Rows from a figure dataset
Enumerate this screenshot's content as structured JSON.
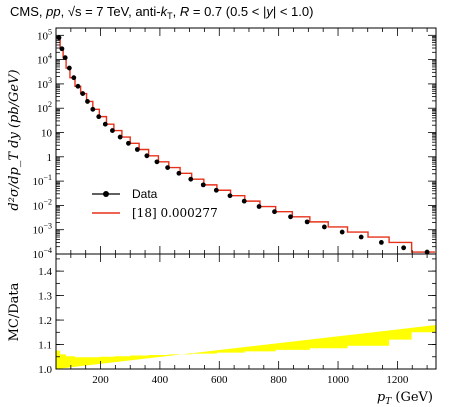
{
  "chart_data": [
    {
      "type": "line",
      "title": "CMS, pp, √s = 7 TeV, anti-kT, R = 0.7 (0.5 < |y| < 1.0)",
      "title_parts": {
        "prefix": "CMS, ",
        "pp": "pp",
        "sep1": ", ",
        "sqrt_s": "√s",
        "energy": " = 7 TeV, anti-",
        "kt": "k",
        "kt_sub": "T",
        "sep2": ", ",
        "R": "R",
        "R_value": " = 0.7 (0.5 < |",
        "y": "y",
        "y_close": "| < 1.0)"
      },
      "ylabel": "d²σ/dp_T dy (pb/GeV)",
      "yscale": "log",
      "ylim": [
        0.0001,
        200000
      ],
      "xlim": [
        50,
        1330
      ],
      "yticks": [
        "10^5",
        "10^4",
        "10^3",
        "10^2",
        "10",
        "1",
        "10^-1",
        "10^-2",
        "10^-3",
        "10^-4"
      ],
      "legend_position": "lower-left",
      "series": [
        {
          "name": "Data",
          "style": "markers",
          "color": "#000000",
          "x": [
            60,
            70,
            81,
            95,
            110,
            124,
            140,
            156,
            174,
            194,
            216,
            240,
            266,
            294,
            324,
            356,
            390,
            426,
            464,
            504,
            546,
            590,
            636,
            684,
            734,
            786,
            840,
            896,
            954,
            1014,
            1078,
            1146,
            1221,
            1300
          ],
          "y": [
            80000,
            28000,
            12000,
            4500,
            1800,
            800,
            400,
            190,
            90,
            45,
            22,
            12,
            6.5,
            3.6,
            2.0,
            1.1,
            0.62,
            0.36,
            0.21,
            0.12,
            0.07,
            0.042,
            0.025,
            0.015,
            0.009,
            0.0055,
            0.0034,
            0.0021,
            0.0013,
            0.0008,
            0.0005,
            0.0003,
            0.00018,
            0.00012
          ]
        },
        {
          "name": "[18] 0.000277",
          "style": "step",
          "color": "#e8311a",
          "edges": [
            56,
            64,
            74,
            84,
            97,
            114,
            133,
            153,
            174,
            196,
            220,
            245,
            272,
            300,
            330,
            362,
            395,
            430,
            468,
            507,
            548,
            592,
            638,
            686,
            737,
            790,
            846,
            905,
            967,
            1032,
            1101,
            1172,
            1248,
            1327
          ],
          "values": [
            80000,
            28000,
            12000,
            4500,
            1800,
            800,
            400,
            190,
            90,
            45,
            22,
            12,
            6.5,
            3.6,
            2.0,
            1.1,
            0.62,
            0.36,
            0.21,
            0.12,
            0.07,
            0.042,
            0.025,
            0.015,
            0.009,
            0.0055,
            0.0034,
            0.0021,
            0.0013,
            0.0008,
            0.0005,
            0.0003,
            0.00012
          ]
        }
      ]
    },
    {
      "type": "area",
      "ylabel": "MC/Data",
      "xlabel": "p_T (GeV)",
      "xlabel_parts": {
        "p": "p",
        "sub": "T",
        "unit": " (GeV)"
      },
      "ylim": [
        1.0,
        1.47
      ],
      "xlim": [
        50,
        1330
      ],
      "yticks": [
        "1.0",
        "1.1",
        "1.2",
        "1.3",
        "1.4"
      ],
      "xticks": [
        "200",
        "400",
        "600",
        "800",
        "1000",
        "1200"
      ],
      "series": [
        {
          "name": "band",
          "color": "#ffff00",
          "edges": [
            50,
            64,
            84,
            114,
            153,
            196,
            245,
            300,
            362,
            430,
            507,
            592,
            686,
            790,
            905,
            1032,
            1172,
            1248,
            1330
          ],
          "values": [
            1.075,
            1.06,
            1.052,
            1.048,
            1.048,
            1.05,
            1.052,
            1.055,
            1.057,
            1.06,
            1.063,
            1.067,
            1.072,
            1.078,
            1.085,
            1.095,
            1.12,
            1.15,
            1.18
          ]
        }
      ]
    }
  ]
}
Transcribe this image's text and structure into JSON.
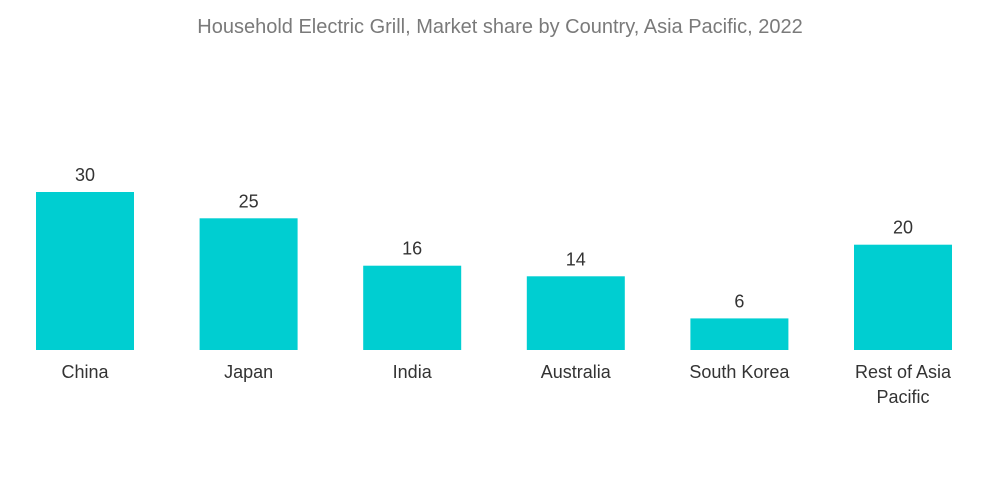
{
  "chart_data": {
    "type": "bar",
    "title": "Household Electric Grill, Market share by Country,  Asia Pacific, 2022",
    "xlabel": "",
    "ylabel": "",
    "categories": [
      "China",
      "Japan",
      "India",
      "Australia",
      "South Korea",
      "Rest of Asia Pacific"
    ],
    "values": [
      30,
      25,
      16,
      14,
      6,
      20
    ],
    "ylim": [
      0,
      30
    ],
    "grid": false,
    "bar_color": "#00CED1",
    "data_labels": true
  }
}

Problem: Read the entries above, then pull out the lines that include "JSON".

Output for this task:
Enumerate this screenshot's content as structured JSON.
Transcribe this image's text and structure into JSON.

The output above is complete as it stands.